_Directions for this task:_
Show all lines that include the string "bottom"; copy each one.

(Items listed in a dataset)
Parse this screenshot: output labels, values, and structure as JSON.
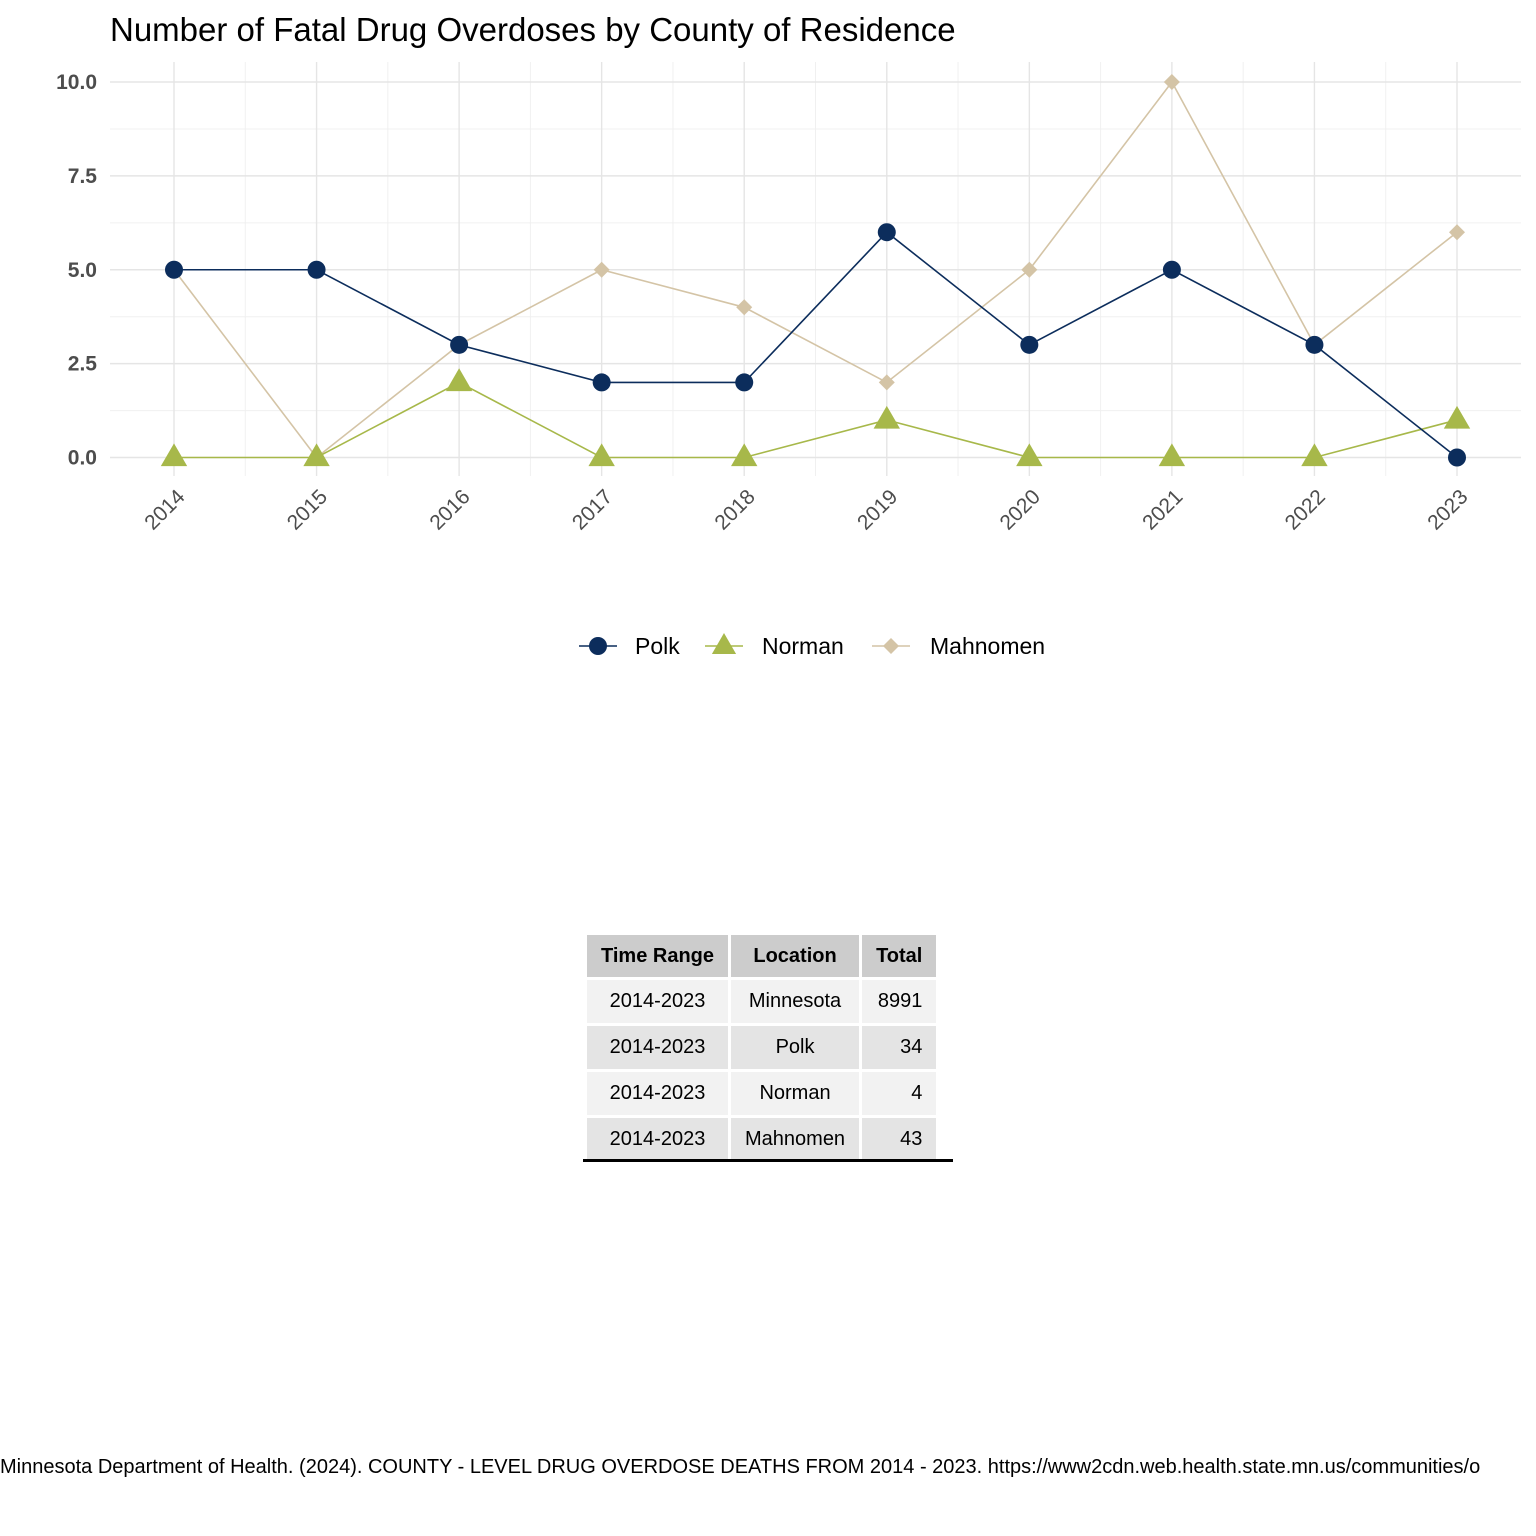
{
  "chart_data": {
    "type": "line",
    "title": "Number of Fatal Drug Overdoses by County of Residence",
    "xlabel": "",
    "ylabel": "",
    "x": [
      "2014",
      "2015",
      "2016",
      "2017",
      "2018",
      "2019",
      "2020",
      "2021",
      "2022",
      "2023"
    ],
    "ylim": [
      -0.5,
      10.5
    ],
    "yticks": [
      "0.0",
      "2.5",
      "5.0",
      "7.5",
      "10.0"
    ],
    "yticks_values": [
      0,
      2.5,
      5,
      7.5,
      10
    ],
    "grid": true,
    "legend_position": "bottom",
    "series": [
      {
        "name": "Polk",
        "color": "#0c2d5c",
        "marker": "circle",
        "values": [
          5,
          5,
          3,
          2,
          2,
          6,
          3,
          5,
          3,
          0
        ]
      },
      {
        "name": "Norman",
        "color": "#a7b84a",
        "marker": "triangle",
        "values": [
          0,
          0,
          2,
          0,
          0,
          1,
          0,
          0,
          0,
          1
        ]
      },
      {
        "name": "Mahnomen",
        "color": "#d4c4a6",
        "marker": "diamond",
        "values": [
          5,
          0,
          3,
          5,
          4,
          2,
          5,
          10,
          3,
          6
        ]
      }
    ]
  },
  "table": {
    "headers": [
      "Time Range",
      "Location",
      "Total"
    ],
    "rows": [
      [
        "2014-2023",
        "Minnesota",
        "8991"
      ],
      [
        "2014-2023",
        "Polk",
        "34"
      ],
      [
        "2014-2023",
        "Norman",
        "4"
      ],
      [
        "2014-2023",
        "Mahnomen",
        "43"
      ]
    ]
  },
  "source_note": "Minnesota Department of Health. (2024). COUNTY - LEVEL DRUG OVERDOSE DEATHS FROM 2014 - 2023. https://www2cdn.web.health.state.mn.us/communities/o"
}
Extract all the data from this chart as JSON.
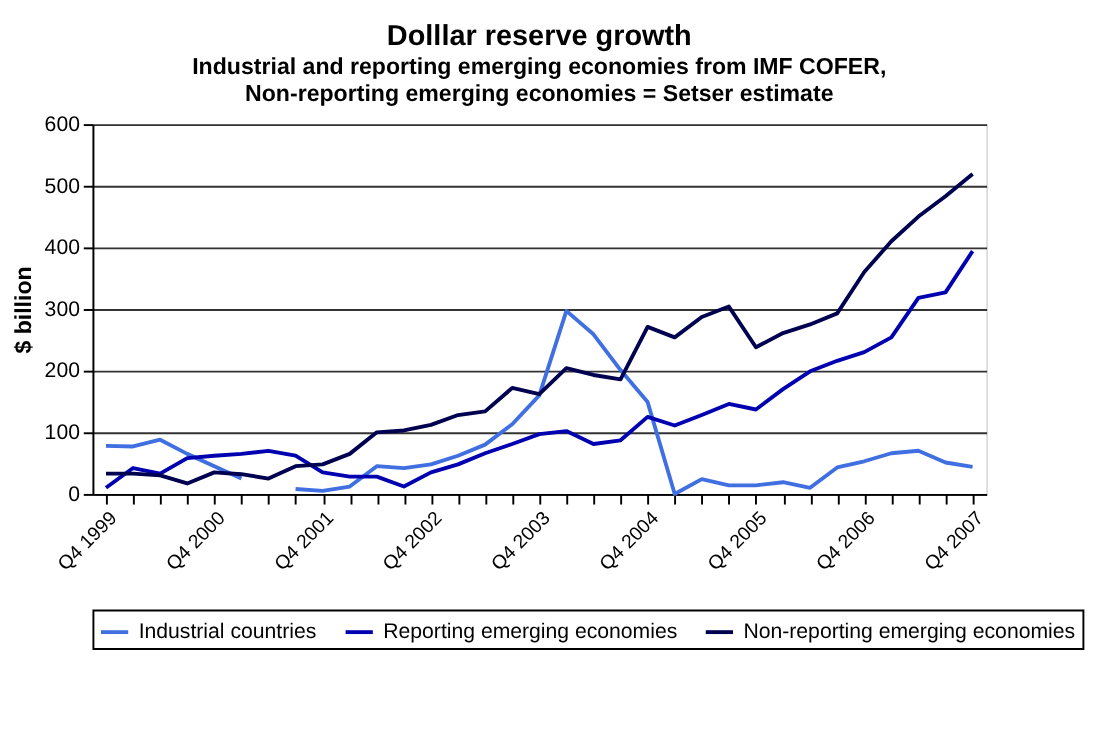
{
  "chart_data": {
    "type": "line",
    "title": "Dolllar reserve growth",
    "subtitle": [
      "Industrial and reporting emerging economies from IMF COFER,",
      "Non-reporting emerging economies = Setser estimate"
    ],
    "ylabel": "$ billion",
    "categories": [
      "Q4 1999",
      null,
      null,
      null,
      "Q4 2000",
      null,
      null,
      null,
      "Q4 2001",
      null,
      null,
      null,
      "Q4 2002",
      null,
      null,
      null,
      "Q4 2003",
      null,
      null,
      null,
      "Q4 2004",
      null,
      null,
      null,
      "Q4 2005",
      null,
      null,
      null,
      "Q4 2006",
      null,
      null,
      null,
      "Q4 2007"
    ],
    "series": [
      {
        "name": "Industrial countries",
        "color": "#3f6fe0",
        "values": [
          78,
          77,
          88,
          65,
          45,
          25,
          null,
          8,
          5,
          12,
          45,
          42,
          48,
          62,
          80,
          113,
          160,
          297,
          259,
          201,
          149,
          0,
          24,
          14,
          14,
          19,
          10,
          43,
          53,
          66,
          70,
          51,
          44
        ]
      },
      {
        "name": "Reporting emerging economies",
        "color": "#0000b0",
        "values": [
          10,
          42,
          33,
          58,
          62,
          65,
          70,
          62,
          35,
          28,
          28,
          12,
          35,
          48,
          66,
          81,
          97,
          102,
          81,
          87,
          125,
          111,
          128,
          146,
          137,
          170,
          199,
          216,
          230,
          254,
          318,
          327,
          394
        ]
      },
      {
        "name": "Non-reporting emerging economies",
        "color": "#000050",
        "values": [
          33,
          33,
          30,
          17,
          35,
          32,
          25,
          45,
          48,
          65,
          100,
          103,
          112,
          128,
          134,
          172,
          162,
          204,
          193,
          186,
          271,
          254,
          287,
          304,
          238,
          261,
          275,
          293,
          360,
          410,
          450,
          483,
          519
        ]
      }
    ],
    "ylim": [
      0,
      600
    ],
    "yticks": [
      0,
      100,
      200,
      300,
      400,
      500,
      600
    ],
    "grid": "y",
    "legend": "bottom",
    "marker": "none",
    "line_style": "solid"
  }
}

_Complete response:_
    "legend_position": "bottom",
    "legend": "bottom",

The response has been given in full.